*WHAT YOU WILL DO*. Locate each line below that includes "where" and reproduce it.

*INPUT RECORDS*.
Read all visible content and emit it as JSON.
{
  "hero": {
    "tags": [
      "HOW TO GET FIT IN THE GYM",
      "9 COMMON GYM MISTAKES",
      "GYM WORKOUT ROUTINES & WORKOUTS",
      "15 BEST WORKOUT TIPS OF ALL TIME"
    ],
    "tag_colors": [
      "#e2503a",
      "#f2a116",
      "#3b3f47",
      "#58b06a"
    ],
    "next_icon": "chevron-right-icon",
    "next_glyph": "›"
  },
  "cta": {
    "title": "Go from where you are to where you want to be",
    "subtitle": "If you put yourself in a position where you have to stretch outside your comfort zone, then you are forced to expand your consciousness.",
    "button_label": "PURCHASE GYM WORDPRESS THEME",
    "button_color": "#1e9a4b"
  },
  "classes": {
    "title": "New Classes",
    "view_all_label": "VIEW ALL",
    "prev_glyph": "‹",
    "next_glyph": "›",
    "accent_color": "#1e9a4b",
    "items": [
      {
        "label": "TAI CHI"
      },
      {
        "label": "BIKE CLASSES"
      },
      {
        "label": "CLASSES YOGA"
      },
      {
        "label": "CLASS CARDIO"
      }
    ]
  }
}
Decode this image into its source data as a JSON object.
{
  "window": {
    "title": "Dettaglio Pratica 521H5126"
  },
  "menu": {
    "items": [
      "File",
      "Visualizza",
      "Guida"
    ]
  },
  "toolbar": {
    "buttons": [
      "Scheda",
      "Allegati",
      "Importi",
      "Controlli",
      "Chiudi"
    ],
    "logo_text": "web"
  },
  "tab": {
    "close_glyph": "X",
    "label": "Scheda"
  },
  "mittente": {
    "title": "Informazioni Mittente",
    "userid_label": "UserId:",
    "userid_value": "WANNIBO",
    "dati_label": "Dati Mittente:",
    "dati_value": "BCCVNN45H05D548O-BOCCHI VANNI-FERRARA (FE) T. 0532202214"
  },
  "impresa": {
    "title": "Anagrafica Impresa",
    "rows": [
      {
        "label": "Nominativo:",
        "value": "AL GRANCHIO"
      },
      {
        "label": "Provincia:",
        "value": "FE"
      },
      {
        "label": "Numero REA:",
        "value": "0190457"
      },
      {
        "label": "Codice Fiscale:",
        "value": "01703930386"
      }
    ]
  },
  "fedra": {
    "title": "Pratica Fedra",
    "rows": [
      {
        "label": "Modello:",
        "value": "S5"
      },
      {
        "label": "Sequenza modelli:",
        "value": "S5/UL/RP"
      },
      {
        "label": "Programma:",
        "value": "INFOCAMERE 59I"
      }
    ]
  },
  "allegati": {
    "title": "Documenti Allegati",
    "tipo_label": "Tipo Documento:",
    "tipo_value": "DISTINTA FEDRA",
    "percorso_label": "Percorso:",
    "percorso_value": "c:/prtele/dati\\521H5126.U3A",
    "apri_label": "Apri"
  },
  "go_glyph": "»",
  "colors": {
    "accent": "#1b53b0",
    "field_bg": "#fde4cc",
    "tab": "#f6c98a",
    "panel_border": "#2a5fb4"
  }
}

*WRITTEN ANSWER*.
    "title": "Go from where you are to where you want to be",
    "subtitle": "If you put yourself in a position where you have to stretch outside your comfort zone, then you are forced to expand your consciousness.",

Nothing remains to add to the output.